▸ **Problem requirements**
Search the data for the string "default" and extract every line where it appears.

===============

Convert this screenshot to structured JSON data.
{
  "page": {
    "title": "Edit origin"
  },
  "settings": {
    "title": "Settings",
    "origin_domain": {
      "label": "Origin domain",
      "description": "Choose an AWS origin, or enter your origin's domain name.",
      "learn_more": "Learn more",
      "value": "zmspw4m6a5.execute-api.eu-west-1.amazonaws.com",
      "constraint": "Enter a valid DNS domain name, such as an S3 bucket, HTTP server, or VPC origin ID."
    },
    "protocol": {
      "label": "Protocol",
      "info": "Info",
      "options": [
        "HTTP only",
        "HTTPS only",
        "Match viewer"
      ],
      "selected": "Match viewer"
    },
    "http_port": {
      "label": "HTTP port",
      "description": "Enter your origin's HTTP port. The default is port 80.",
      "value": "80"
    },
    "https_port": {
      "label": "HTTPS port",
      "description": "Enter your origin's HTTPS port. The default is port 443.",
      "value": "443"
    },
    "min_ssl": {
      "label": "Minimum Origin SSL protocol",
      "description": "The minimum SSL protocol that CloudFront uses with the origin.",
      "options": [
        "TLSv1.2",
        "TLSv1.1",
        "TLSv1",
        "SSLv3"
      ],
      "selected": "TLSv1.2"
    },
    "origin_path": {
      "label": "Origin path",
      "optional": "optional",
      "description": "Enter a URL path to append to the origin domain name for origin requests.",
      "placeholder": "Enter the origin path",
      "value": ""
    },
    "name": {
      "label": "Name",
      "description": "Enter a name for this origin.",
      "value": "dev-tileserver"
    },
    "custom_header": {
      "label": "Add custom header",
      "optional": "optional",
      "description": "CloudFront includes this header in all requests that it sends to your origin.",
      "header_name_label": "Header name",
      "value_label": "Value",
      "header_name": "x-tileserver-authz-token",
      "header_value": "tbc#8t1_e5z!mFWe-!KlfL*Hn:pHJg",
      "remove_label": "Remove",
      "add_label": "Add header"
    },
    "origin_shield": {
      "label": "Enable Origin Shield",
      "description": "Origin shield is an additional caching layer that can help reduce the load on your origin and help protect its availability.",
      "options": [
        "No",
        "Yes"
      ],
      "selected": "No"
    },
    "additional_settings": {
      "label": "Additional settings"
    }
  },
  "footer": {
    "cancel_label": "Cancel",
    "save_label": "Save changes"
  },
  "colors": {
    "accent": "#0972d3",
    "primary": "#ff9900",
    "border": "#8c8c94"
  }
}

===============

▸ **Response**
      "description": "Enter your origin's HTTP port. The default is port 80.",
      "description": "Enter your origin's HTTPS port. The default is port 443.",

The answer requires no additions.